TASK OBJECTIVE: Copy out the records below without any changes, starting with their first line and continuing through the line that contains "pad-number: 4 — [364, 190, 373, 204]", both included.

Stored dataset items

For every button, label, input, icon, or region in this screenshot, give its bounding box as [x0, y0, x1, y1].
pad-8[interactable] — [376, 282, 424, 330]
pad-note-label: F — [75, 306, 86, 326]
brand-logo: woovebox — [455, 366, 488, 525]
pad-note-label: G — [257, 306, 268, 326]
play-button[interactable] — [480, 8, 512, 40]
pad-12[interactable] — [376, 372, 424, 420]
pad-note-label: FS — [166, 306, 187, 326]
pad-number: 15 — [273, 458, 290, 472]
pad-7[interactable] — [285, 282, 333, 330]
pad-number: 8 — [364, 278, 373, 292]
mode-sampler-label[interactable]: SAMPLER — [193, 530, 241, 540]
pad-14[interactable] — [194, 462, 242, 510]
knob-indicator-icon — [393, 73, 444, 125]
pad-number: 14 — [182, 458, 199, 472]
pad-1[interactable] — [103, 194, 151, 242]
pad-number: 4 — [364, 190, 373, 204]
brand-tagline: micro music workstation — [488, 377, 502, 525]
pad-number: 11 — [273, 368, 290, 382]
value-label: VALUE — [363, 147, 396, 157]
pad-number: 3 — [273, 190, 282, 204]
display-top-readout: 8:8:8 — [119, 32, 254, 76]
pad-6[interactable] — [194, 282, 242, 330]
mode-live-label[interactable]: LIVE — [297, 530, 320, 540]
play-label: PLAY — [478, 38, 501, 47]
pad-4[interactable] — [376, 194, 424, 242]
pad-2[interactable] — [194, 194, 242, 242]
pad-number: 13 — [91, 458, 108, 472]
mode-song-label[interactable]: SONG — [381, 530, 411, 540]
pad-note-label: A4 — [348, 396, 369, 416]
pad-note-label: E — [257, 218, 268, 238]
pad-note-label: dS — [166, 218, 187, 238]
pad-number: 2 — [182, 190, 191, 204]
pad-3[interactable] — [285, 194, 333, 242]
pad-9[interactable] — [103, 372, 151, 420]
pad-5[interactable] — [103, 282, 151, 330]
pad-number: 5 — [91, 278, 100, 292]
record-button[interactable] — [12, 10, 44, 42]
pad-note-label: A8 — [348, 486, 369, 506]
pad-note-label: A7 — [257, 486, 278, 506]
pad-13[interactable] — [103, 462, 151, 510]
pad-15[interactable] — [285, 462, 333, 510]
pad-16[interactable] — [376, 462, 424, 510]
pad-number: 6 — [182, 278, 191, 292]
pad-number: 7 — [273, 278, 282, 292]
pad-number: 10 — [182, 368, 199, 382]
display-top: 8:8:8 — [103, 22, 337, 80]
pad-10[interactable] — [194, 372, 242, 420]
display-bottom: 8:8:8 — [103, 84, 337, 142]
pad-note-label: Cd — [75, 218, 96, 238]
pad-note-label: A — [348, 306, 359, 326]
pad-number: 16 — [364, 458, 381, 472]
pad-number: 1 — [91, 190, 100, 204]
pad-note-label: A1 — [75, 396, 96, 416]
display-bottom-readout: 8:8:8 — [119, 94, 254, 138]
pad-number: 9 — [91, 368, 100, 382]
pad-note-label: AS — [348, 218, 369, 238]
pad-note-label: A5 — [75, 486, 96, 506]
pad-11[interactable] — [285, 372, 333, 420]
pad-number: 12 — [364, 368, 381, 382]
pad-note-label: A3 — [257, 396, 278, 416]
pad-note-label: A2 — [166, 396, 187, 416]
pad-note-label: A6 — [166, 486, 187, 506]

ANSWER FOR THE TASK:
For every button, label, input, icon, or region in this screenshot, give its bounding box as [x0, y0, x1, y1].
pad-8[interactable] — [376, 282, 424, 330]
pad-note-label: F — [75, 306, 86, 326]
brand-logo: woovebox — [455, 366, 488, 525]
pad-note-label: G — [257, 306, 268, 326]
play-button[interactable] — [480, 8, 512, 40]
pad-12[interactable] — [376, 372, 424, 420]
pad-note-label: FS — [166, 306, 187, 326]
pad-number: 15 — [273, 458, 290, 472]
pad-7[interactable] — [285, 282, 333, 330]
pad-number: 8 — [364, 278, 373, 292]
mode-sampler-label[interactable]: SAMPLER — [193, 530, 241, 540]
pad-14[interactable] — [194, 462, 242, 510]
knob-indicator-icon — [393, 73, 444, 125]
pad-number: 14 — [182, 458, 199, 472]
pad-1[interactable] — [103, 194, 151, 242]
pad-number: 4 — [364, 190, 373, 204]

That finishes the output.